**PROBLEM:** Write out the passage of the emergency department text between "Pediatric psychiatric patients" and "in Camden, NJ.", inclusive.

**PROVIDED TEXT:**
There also is the potential for EMTALA issues, such as failure to stabilize concurrent medical conditions. “There is a need to ensure that the patient is medically stabilized prior to any admission or transfer to a behavioral health unit or facility,” says Mary C. Malone, JD, a partner at Hancock Daniel in Richmond, VA.

Another EMTALA concern is whether it is OK for pediatric patients to be transferred via private car. “To ensure a safe transfer as required by EMTALA, it is better to have a medical transport with a parent riding along, if desired,” Malone offers.

Pediatric psychiatric patients tend to be left in the ED for long periods because there are no available inpatient beds. This is legally problematic for several reasons. “The risk is that the same patient is being signed out multiple times, crossing over three or four shifts before you can get a disposition on them,” says Alfred Sacchetti, MD, chairman of the department of emergency medicine at Our Lady of Lourdes Medical Center in Camden, NJ.

If the patient is agitated or aggressive, providers may end up chemically sedating them. “Then, you run into all of the problems that go along with that — is it too much, is it too little?” Sacchetti says. “You hate to physically restrain a child because there are all kinds of negative implications there.”

Sometimes, the child is sedated when the ED finally receives a call back from telehealth after a long wait. The telehealth provider then instructs the ED to allow the medications to wear off before giving a consult. “Then, you have an agitated child again. It can become a vicious cycle,” Sacchetti observes.

EDs often lack immediate access to crisis personnel, psychiatry, or social services. If so, says Sacchetti, “telehealth can give you direction in terms of sedation, and in terms of disposition.”

Document layout analysis data
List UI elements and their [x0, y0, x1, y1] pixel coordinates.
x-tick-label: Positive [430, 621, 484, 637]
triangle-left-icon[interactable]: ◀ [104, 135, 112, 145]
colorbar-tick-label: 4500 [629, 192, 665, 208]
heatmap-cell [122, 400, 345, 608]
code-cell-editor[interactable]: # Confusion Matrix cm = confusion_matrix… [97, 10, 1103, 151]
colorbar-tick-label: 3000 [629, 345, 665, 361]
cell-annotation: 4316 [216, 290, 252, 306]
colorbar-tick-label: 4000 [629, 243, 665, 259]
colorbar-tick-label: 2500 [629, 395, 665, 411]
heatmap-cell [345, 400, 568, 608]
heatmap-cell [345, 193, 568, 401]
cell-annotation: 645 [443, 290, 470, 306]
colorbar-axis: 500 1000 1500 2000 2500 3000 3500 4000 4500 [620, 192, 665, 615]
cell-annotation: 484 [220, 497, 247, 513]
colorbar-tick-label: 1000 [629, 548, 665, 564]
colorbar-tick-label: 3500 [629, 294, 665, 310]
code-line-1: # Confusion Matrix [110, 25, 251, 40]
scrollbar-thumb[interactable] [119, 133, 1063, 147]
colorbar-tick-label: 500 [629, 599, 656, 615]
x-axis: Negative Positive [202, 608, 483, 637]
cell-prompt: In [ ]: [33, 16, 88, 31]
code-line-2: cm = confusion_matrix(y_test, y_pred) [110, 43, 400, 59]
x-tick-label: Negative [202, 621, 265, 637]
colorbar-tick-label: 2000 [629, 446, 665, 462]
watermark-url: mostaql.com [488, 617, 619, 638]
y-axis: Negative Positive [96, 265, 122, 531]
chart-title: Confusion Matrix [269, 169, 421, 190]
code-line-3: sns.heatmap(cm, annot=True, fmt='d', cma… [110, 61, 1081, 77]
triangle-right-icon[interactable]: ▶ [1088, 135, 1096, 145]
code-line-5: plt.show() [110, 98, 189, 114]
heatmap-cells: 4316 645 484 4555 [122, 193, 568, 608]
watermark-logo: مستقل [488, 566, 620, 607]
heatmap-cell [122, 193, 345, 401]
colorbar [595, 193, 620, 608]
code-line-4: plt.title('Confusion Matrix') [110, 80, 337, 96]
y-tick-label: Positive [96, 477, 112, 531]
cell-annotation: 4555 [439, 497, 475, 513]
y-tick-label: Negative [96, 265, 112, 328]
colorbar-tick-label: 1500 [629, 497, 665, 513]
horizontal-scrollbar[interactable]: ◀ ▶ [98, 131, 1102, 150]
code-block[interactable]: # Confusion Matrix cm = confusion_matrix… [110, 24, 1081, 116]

**OUTPUT FOR THIS EXERCISE:**
Pediatric psychiatric patients tend to be left in the ED for long periods because there are no available inpatient beds. This is legally problematic for several reasons. “The risk is that the same patient is being signed out multiple times, crossing over three or four shifts before you can get a disposition on them,” says Alfred Sacchetti, MD, chairman of the department of emergency medicine at Our Lady of Lourdes Medical Center in Camden, NJ.